- THE TASK: Please set down all the lines beneath this one exactly, without the pictures.

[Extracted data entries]
===

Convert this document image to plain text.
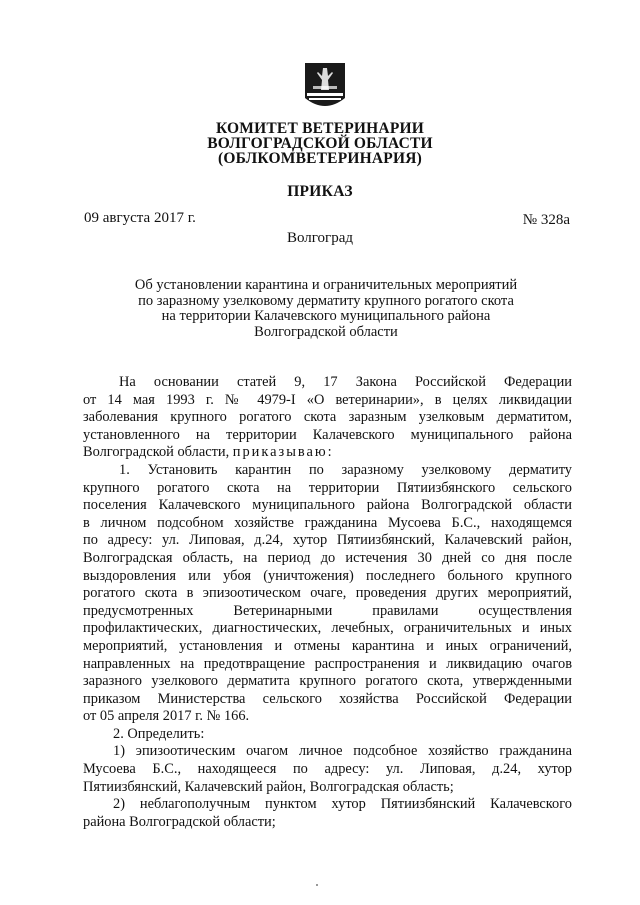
КОМИТЕТ ВЕТЕРИНАРИИ
ВОЛГОГРАДСКОЙ ОБЛАСТИ
(ОБЛКОМВЕТЕРИНАРИЯ)
ПРИКАЗ
09 августа 2017 г.	№ 328а
Волгоград
Об установлении карантина и ограничительных мероприятий
по заразному узелковому дерматиту крупного рогатого скота
на территории Калачевского муниципального района
Волгоградской области
На основании статей 9, 17 Закона Российской Федерации
от 14 мая 1993 г. № 4979-I «О ветеринарии», в целях ликвидации
заболевания крупного рогатого скота заразным узелковым дерматитом,
установленного на территории Калачевского муниципального района
Волгоградской области, приказываю:
1. Установить карантин по заразному узелковому дерматиту
крупного рогатого скота на территории Пятиизбянского сельского
поселения Калачевского муниципального района Волгоградской области
в личном подсобном хозяйстве гражданина Мусоева Б.С., находящемся
по адресу: ул. Липовая, д.24, хутор Пятиизбянский, Калачевский район,
Волгоградская область, на период до истечения 30 дней со дня после
выздоровления или убоя (уничтожения) последнего больного крупного
рогатого скота в эпизоотическом очаге, проведения других мероприятий,
предусмотренных Ветеринарными правилами осуществления
профилактических, диагностических, лечебных, ограничительных и иных
мероприятий, установления и отмены карантина и иных ограничений,
направленных на предотвращение распространения и ликвидацию очагов
заразного узелкового дерматита крупного рогатого скота, утвержденными
приказом Министерства сельского хозяйства Российской Федерации
от 05 апреля 2017 г. № 166.
2. Определить:
1) эпизоотическим очагом личное подсобное хозяйство гражданина
Мусоева Б.С., находящееся по адресу: ул. Липовая, д.24, хутор
Пятиизбянский, Калачевский район, Волгоградская область;
2) неблагополучным пунктом хутор Пятиизбянский Калачевского
района Волгоградской области;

===

- RESULT FOR THIS EXERCISE:
Convert this document image to plain text.
КОМИТЕТ ВЕТЕРИНАРИИ
ВОЛГОГРАДСКОЙ ОБЛАСТИ
(ОБЛКОМВЕТЕРИНАРИЯ)
ПРИКАЗ
09 августа 2017 г.	№ 328а
Волгоград
Об установлении карантина и ограничительных мероприятий
по заразному узелковому дерматиту крупного рогатого скота
на территории Калачевского муниципального района
Волгоградской области
На основании статей 9, 17 Закона Российской Федерации
от 14 мая 1993 г. № 4979-I «О ветеринарии», в целях ликвидации
заболевания крупного рогатого скота заразным узелковым дерматитом,
установленного на территории Калачевского муниципального района
Волгоградской области, приказываю:
1. Установить карантин по заразному узелковому дерматиту
крупного рогатого скота на территории Пятиизбянского сельского
поселения Калачевского муниципального района Волгоградской области
в личном подсобном хозяйстве гражданина Мусоева Б.С., находящемся
по адресу: ул. Липовая, д.24, хутор Пятиизбянский, Калачевский район,
Волгоградская область, на период до истечения 30 дней со дня после
выздоровления или убоя (уничтожения) последнего больного крупного
рогатого скота в эпизоотическом очаге, проведения других мероприятий,
предусмотренных Ветеринарными правилами осуществления
профилактических, диагностических, лечебных, ограничительных и иных
мероприятий, установления и отмены карантина и иных ограничений,
направленных на предотвращение распространения и ликвидацию очагов
заразного узелкового дерматита крупного рогатого скота, утвержденными
приказом Министерства сельского хозяйства Российской Федерации
от 05 апреля 2017 г. № 166.
2. Определить:
1) эпизоотическим очагом личное подсобное хозяйство гражданина
Мусоева Б.С., находящееся по адресу: ул. Липовая, д.24, хутор
Пятиизбянский, Калачевский район, Волгоградская область;
2) неблагополучным пунктом хутор Пятиизбянский Калачевского
района Волгоградской области;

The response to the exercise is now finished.